◆ What is required ◆
Go through the records and show each line where the word "pstr" occurs.

◆ Records supplied ◆
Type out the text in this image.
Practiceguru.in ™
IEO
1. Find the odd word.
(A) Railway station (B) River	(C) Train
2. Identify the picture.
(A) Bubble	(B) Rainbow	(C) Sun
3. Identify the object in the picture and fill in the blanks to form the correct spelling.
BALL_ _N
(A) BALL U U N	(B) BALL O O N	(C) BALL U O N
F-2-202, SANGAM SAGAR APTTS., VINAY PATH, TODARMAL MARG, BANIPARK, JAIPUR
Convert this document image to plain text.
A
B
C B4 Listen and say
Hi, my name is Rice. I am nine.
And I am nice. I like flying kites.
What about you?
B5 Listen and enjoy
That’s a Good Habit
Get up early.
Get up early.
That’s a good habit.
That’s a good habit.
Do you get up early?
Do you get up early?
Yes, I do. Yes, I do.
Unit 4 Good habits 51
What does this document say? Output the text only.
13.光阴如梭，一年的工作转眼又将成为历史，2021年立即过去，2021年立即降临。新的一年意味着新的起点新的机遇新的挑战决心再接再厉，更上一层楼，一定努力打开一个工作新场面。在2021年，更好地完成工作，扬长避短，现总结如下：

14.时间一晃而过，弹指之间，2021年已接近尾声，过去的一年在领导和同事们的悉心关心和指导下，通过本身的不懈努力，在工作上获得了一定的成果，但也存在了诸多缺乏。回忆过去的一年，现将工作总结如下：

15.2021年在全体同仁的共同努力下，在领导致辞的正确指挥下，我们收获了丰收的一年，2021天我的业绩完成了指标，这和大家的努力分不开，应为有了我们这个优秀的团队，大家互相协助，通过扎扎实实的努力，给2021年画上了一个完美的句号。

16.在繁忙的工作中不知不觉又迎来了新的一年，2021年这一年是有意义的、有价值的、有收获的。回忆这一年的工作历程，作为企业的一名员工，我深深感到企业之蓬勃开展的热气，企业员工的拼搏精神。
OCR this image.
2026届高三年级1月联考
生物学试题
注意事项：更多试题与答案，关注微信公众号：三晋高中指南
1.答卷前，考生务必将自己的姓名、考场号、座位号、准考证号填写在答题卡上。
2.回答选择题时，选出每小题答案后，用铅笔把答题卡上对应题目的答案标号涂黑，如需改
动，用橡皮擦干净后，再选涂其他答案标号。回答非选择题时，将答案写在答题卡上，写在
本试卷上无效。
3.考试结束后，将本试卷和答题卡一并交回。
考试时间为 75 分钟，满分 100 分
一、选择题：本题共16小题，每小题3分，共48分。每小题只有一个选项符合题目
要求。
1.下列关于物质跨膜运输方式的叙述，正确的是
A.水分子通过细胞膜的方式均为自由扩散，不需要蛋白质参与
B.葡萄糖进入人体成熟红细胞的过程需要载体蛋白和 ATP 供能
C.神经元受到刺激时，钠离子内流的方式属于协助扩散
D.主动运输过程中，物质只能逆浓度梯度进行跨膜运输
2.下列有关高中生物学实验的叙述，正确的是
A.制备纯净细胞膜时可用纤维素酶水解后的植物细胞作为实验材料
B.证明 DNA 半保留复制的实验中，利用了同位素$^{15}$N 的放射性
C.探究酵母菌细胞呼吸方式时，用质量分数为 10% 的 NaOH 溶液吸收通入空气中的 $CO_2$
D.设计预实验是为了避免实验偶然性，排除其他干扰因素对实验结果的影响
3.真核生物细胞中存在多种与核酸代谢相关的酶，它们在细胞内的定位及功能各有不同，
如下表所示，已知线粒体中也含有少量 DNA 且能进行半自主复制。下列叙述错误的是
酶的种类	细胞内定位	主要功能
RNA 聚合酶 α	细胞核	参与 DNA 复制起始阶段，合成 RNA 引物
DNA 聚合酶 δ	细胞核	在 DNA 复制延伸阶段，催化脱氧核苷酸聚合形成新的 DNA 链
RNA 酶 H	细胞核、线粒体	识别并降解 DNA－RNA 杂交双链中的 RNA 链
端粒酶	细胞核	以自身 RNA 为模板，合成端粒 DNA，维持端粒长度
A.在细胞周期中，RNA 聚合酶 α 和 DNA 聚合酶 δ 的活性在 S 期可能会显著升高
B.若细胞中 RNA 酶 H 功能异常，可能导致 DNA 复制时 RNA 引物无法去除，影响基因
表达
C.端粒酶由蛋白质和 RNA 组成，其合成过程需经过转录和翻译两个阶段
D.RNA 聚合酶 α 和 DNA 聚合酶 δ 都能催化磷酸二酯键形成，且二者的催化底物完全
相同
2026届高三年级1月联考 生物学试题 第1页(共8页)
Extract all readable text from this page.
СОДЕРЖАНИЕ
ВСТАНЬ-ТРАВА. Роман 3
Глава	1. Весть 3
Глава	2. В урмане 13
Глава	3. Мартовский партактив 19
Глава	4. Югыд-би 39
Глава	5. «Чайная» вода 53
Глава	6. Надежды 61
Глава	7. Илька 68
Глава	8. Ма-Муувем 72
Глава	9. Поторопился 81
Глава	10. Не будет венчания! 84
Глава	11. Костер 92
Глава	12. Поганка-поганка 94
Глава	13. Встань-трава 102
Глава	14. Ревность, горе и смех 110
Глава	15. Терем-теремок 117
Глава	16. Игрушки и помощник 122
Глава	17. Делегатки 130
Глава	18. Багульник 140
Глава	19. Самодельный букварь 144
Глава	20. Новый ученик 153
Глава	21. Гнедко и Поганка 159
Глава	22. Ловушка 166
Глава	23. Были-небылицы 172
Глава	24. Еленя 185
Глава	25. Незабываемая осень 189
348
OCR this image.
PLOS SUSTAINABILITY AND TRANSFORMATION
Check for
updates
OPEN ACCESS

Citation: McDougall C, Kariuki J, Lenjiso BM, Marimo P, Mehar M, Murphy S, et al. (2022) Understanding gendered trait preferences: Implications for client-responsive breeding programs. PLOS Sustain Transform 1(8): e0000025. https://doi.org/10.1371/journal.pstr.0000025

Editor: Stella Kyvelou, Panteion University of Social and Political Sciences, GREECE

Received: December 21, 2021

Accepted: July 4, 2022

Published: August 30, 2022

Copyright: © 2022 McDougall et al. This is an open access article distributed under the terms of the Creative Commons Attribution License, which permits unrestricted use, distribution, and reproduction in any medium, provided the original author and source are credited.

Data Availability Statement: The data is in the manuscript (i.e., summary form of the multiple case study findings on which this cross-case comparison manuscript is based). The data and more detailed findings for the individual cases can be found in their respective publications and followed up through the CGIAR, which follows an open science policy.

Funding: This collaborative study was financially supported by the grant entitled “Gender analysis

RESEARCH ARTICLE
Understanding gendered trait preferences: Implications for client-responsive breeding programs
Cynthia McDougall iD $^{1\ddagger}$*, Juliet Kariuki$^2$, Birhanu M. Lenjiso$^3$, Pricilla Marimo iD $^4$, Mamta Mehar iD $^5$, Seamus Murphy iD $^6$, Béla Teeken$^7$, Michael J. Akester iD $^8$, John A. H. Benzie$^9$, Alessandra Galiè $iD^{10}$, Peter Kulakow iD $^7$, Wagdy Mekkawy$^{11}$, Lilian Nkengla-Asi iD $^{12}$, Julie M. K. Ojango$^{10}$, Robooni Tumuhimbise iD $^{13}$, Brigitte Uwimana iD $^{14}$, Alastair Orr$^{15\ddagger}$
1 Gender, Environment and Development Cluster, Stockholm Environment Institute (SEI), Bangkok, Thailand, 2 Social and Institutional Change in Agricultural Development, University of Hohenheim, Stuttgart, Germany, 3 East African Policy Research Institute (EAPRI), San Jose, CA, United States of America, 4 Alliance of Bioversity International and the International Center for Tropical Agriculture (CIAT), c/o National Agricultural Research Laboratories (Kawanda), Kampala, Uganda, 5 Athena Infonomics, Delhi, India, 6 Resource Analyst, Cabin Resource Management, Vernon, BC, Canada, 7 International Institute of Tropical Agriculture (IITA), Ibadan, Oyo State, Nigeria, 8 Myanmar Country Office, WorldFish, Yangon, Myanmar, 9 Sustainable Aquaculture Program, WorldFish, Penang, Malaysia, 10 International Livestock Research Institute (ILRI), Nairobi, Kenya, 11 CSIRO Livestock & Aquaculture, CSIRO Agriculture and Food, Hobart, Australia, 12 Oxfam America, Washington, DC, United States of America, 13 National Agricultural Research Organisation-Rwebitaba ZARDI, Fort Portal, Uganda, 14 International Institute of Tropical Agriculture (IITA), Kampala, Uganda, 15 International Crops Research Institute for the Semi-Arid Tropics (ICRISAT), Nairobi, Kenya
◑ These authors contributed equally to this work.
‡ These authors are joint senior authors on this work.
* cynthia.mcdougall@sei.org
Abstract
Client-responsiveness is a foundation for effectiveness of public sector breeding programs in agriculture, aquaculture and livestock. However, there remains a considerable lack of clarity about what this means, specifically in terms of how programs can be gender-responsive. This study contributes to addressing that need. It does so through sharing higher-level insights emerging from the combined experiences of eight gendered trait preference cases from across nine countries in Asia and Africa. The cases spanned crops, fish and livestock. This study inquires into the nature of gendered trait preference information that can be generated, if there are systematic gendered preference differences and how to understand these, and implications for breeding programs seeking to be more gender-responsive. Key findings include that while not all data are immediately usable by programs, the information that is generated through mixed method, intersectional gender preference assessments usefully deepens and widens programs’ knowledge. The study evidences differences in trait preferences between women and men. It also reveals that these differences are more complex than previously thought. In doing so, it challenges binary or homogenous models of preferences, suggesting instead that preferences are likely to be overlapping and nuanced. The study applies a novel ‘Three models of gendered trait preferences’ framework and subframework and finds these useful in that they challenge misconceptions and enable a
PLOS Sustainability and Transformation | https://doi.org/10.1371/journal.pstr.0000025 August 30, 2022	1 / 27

◆ Result of this task ◆
Citation: McDougall C, Kariuki J, Lenjiso BM, Marimo P, Mehar M, Murphy S, et al. (2022) Understanding gendered trait preferences: Implications for client-responsive breeding programs. PLOS Sustain Transform 1(8): e0000025. https://doi.org/10.1371/journal.pstr.0000025
PLOS Sustainability and Transformation | https://doi.org/10.1371/journal.pstr.0000025 August 30, 2022	1 / 27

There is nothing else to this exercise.